*WHAT NEEDS TO BE DONE:*
Pictures within the data are to be left out; everything else must be reproduced exactly.

*DATA PROVIDED:*
>>>

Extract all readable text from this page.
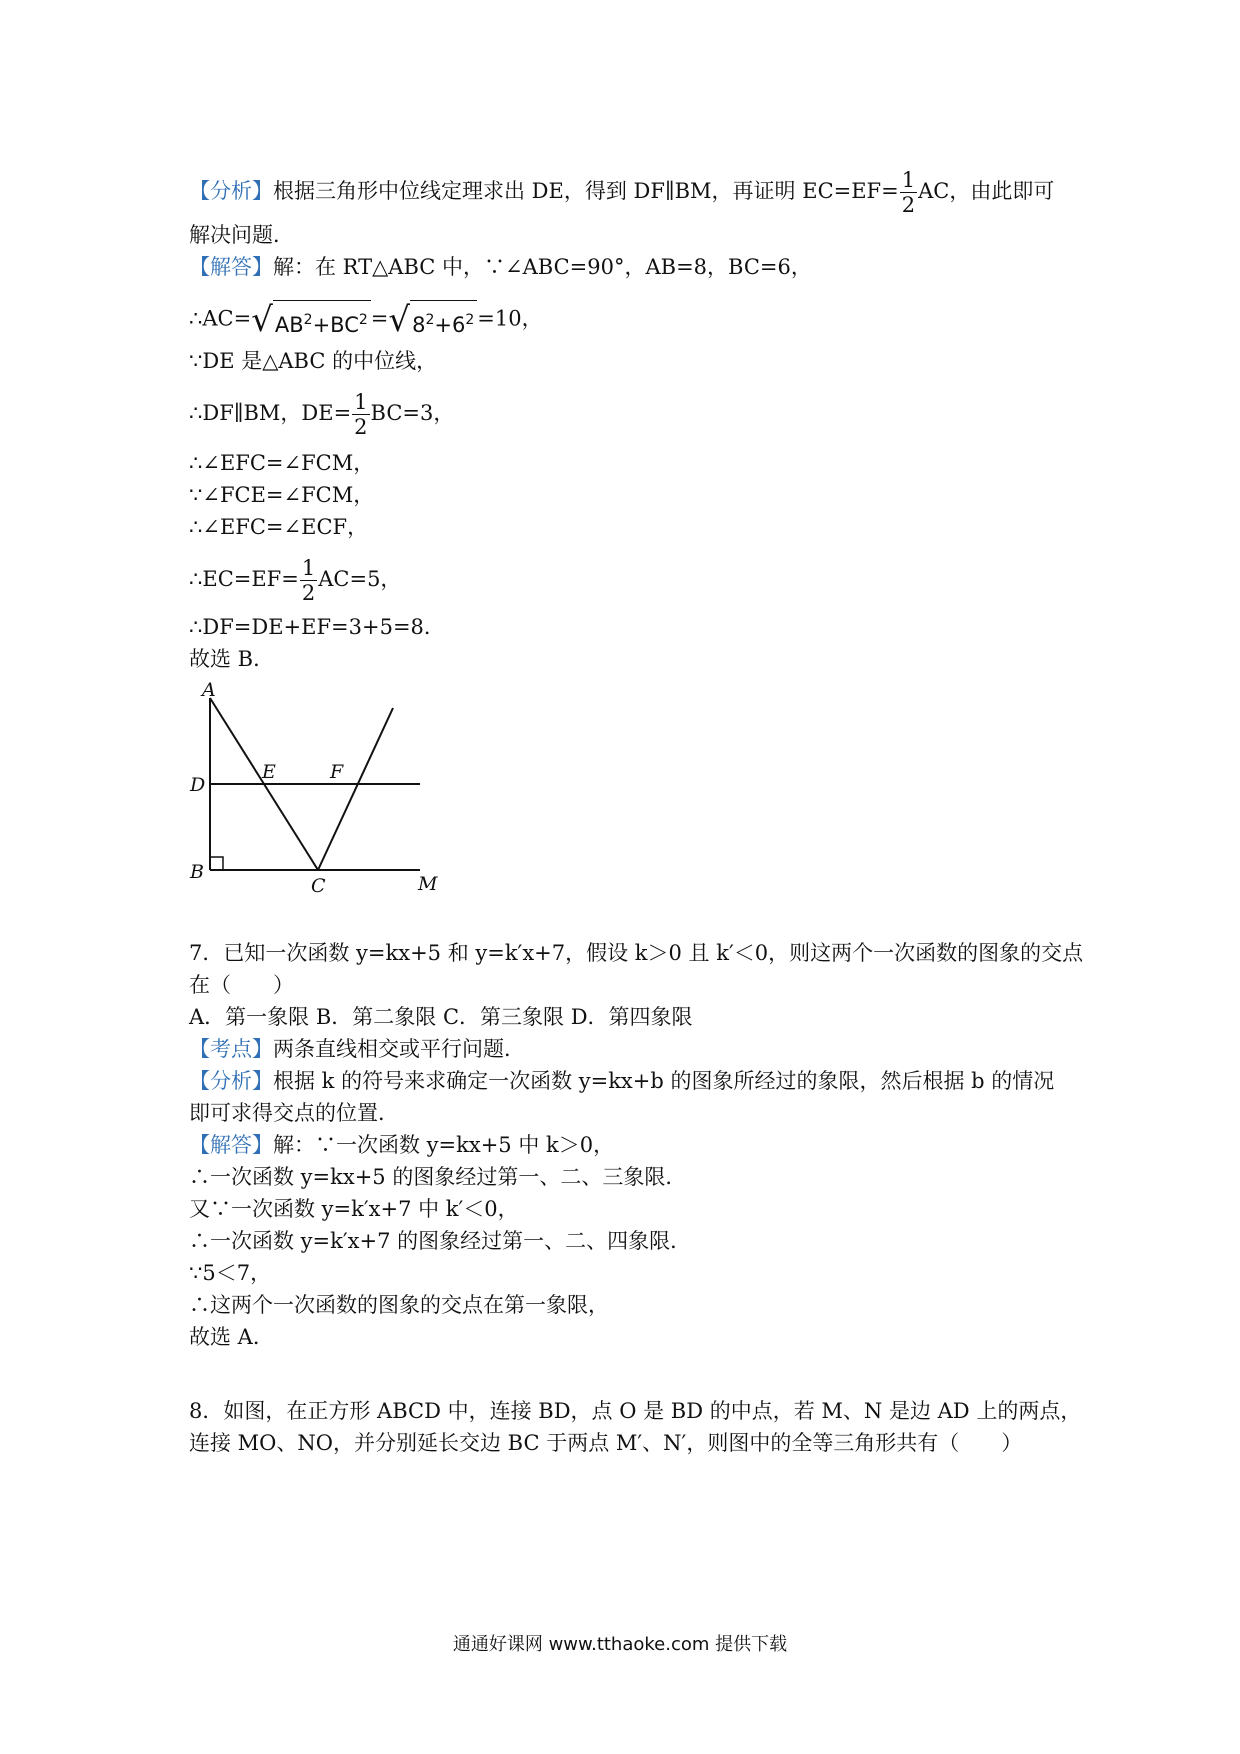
【分析】根据三角形中位线定理求出 DE，得到 DF∥BM，再证明 $EC=EF= \frac{1}{2}$ AC，由此即可
解决问题．
【解答】解：在 RT△ABC 中，∵∠ABC=90°，AB=8，BC=6，
$\therefore AC=√AB^2+BC^2 =√8^2+6^2 =10$，
∵DE 是△ABC 的中位线，
∴DF∥BM，$DE= \frac{1}{2} BC=3$，
∴∠EFC=∠FCM，
∵∠FCE=∠FCM，
∴∠EFC=∠ECF，
∴EC=EF= $\frac{1}{2} AC=5$，
∴DF=DE+EF=3+5=8．
故选 B．
A
D
B
E	F
C	M
7．已知一次函数 y=kx+5 和 y=k′x+7，假设 k＞0 且 k′＜0，则这两个一次函数的图象的交点
在（　　）
A．第一象限 B．第二象限 C．第三象限 D．第四象限
【考点】两条直线相交或平行问题．
【分析】根据 k 的符号来求确定一次函数 y=kx+b 的图象所经过的象限，然后根据 b 的情况
即可求得交点的位置．
【解答】解：∵一次函数 y=kx+5 中 k＞0，
∴一次函数 y=kx+5 的图象经过第一、二、三象限．
又∵一次函数 y=k′x+7 中 k′＜0，
∴一次函数 y=k′x+7 的图象经过第一、二、四象限．
∵5＜7，
∴这两个一次函数的图象的交点在第一象限，
故选 A．
8．如图，在正方形 ABCD 中，连接 BD，点 O 是 BD 的中点，若 M、N 是边 AD 上的两点，
连接 MO、NO，并分别延长交边 BC 于两点 M′、N′，则图中的全等三角形共有（　　）
通通好课网 www.tthaoke.com 提供下载
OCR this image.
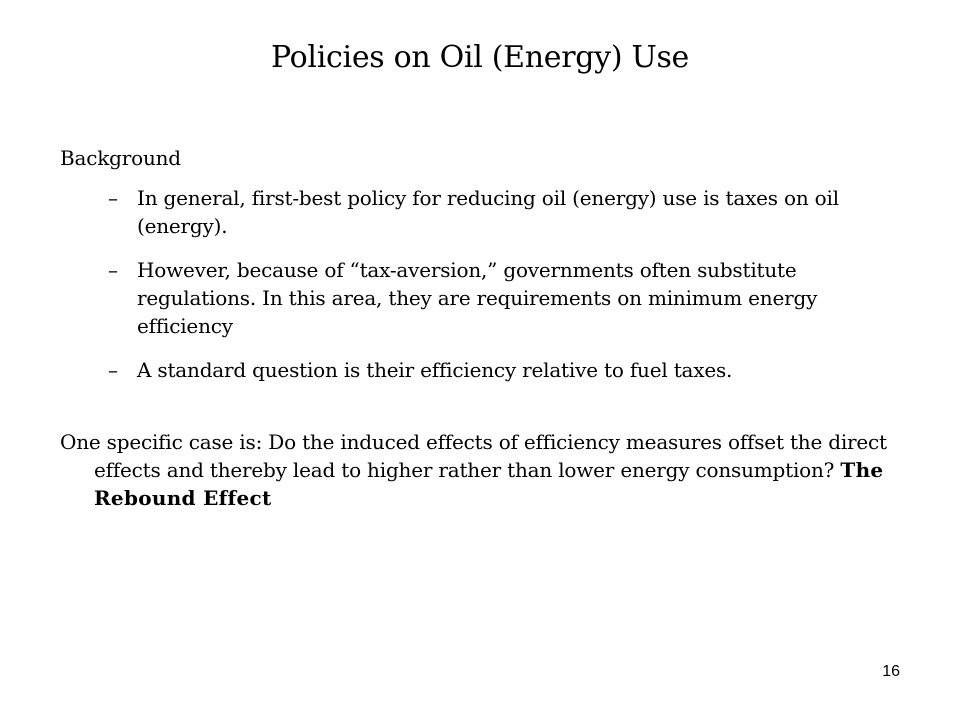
Policies on Oil (Energy) Use
Background
– In general, first-best policy for reducing oil (energy) use is taxes on oil (energy).
– However, because of “tax-aversion,” governments often substitute regulations. In this area, they are requirements on minimum energy efficiency
– A standard question is their efficiency relative to fuel taxes.
One specific case is: Do the induced effects of efficiency measures offset the direct effects and thereby lead to higher rather than lower energy consumption? The Rebound Effect
16
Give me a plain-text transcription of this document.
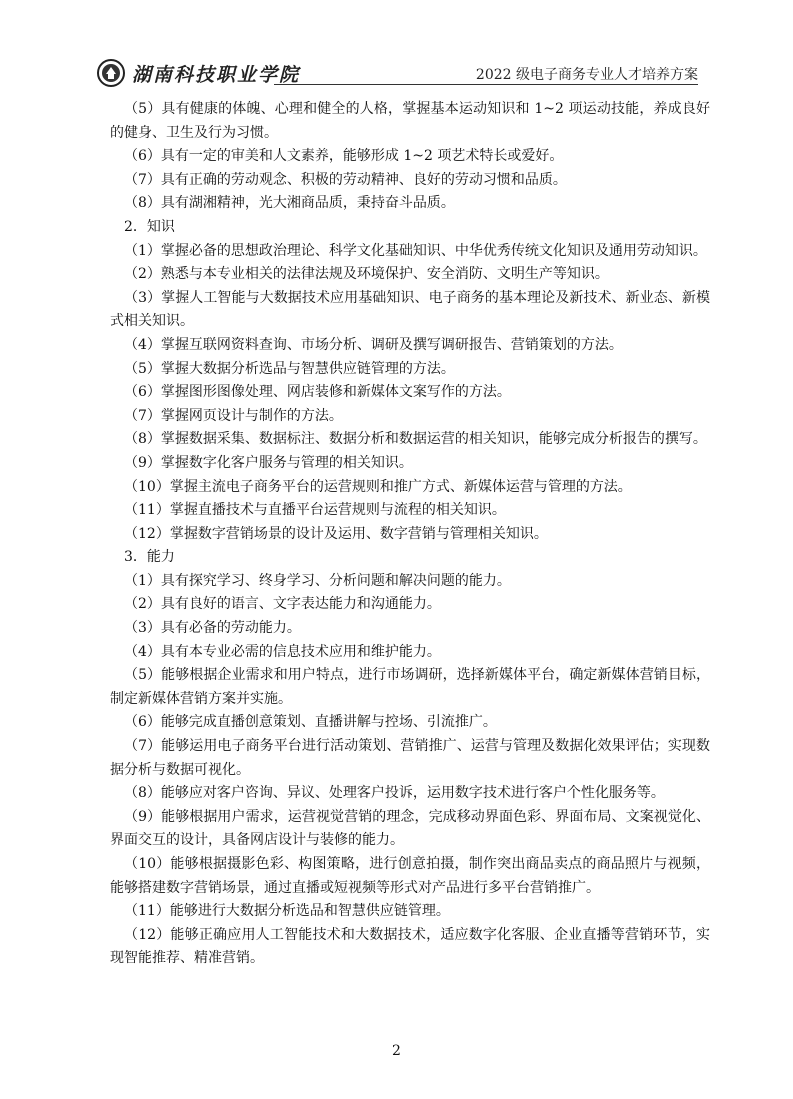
湖南科技职业学院	2022 级电子商务专业人才培养方案

（5）具有健康的体魄、心理和健全的人格，掌握基本运动知识和 1~2 项运动技能，养成良好的健身、卫生及行为习惯。

（6）具有一定的审美和人文素养，能够形成 1~2 项艺术特长或爱好。

（7）具有正确的劳动观念、积极的劳动精神、良好的劳动习惯和品质。

（8）具有湖湘精神，光大湘商品质，秉持奋斗品质。

2．知识

（1）掌握必备的思想政治理论、科学文化基础知识、中华优秀传统文化知识及通用劳动知识。

（2）熟悉与本专业相关的法律法规及环境保护、安全消防、文明生产等知识。

（3）掌握人工智能与大数据技术应用基础知识、电子商务的基本理论及新技术、新业态、新模式相关知识。

（4）掌握互联网资料查询、市场分析、调研及撰写调研报告、营销策划的方法。

（5）掌握大数据分析选品与智慧供应链管理的方法。

（6）掌握图形图像处理、网店装修和新媒体文案写作的方法。

（7）掌握网页设计与制作的方法。

（8）掌握数据采集、数据标注、数据分析和数据运营的相关知识，能够完成分析报告的撰写。

（9）掌握数字化客户服务与管理的相关知识。

（10）掌握主流电子商务平台的运营规则和推广方式、新媒体运营与管理的方法。

（11）掌握直播技术与直播平台运营规则与流程的相关知识。

（12）掌握数字营销场景的设计及运用、数字营销与管理相关知识。

3．能力

（1）具有探究学习、终身学习、分析问题和解决问题的能力。

（2）具有良好的语言、文字表达能力和沟通能力。

（3）具有必备的劳动能力。

（4）具有本专业必需的信息技术应用和维护能力。

（5）能够根据企业需求和用户特点，进行市场调研，选择新媒体平台，确定新媒体营销目标，制定新媒体营销方案并实施。

（6）能够完成直播创意策划、直播讲解与控场、引流推广。

（7）能够运用电子商务平台进行活动策划、营销推广、运营与管理及数据化效果评估；实现数据分析与数据可视化。

（8）能够应对客户咨询、异议、处理客户投诉，运用数字技术进行客户个性化服务等。

（9）能够根据用户需求，运营视觉营销的理念，完成移动界面色彩、界面布局、文案视觉化、界面交互的设计，具备网店设计与装修的能力。

（10）能够根据摄影色彩、构图策略，进行创意拍摄，制作突出商品卖点的商品照片与视频，能够搭建数字营销场景，通过直播或短视频等形式对产品进行多平台营销推广。

（11）能够进行大数据分析选品和智慧供应链管理。

（12）能够正确应用人工智能技术和大数据技术，适应数字化客服、企业直播等营销环节，实现智能推荐、精准营销。

2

<<<

*THE COMPLETED TASK:*
Extract all readable text from this page.
【分析】根据三角形中位线定理求出 DE，得到 DF∥BM，再证明 $EC=EF= \frac{1}{2}$ AC，由此即可
解决问题．
【解答】解：在 RT△ABC 中，∵∠ABC=90°，AB=8，BC=6，
$\therefore AC=√AB^2+BC^2 =√8^2+6^2 =10$，
∵DE 是△ABC 的中位线，
∴DF∥BM，$DE= \frac{1}{2} BC=3$，
∴∠EFC=∠FCM，
∵∠FCE=∠FCM，
∴∠EFC=∠ECF，
∴EC=EF= $\frac{1}{2} AC=5$，
∴DF=DE+EF=3+5=8．
故选 B．
A
D
B
E	F
C	M
7．已知一次函数 y=kx+5 和 y=k′x+7，假设 k＞0 且 k′＜0，则这两个一次函数的图象的交点
在（　　）
A．第一象限 B．第二象限 C．第三象限 D．第四象限
【考点】两条直线相交或平行问题．
【分析】根据 k 的符号来求确定一次函数 y=kx+b 的图象所经过的象限，然后根据 b 的情况
即可求得交点的位置．
【解答】解：∵一次函数 y=kx+5 中 k＞0，
∴一次函数 y=kx+5 的图象经过第一、二、三象限．
又∵一次函数 y=k′x+7 中 k′＜0，
∴一次函数 y=k′x+7 的图象经过第一、二、四象限．
∵5＜7，
∴这两个一次函数的图象的交点在第一象限，
故选 A．
8．如图，在正方形 ABCD 中，连接 BD，点 O 是 BD 的中点，若 M、N 是边 AD 上的两点，
连接 MO、NO，并分别延长交边 BC 于两点 M′、N′，则图中的全等三角形共有（　　）
通通好课网 www.tthaoke.com 提供下载
OCR this image.
Policies on Oil (Energy) Use
Background
– In general, first-best policy for reducing oil (energy) use is taxes on oil (energy).
– However, because of “tax-aversion,” governments often substitute regulations. In this area, they are requirements on minimum energy efficiency
– A standard question is their efficiency relative to fuel taxes.
One specific case is: Do the induced effects of efficiency measures offset the direct effects and thereby lead to higher rather than lower energy consumption? The Rebound Effect
16
Give me a plain-text transcription of this document.
湖南科技职业学院	2022 级电子商务专业人才培养方案

（5）具有健康的体魄、心理和健全的人格，掌握基本运动知识和 1~2 项运动技能，养成良好的健身、卫生及行为习惯。

（6）具有一定的审美和人文素养，能够形成 1~2 项艺术特长或爱好。

（7）具有正确的劳动观念、积极的劳动精神、良好的劳动习惯和品质。

（8）具有湖湘精神，光大湘商品质，秉持奋斗品质。

2．知识

（1）掌握必备的思想政治理论、科学文化基础知识、中华优秀传统文化知识及通用劳动知识。

（2）熟悉与本专业相关的法律法规及环境保护、安全消防、文明生产等知识。

（3）掌握人工智能与大数据技术应用基础知识、电子商务的基本理论及新技术、新业态、新模式相关知识。

（4）掌握互联网资料查询、市场分析、调研及撰写调研报告、营销策划的方法。

（5）掌握大数据分析选品与智慧供应链管理的方法。

（6）掌握图形图像处理、网店装修和新媒体文案写作的方法。

（7）掌握网页设计与制作的方法。

（8）掌握数据采集、数据标注、数据分析和数据运营的相关知识，能够完成分析报告的撰写。

（9）掌握数字化客户服务与管理的相关知识。

（10）掌握主流电子商务平台的运营规则和推广方式、新媒体运营与管理的方法。

（11）掌握直播技术与直播平台运营规则与流程的相关知识。

（12）掌握数字营销场景的设计及运用、数字营销与管理相关知识。

3．能力

（1）具有探究学习、终身学习、分析问题和解决问题的能力。

（2）具有良好的语言、文字表达能力和沟通能力。

（3）具有必备的劳动能力。

（4）具有本专业必需的信息技术应用和维护能力。

（5）能够根据企业需求和用户特点，进行市场调研，选择新媒体平台，确定新媒体营销目标，制定新媒体营销方案并实施。

（6）能够完成直播创意策划、直播讲解与控场、引流推广。

（7）能够运用电子商务平台进行活动策划、营销推广、运营与管理及数据化效果评估；实现数据分析与数据可视化。

（8）能够应对客户咨询、异议、处理客户投诉，运用数字技术进行客户个性化服务等。

（9）能够根据用户需求，运营视觉营销的理念，完成移动界面色彩、界面布局、文案视觉化、界面交互的设计，具备网店设计与装修的能力。

（10）能够根据摄影色彩、构图策略，进行创意拍摄，制作突出商品卖点的商品照片与视频，能够搭建数字营销场景，通过直播或短视频等形式对产品进行多平台营销推广。

（11）能够进行大数据分析选品和智慧供应链管理。

（12）能够正确应用人工智能技术和大数据技术，适应数字化客服、企业直播等营销环节，实现智能推荐、精准营销。

2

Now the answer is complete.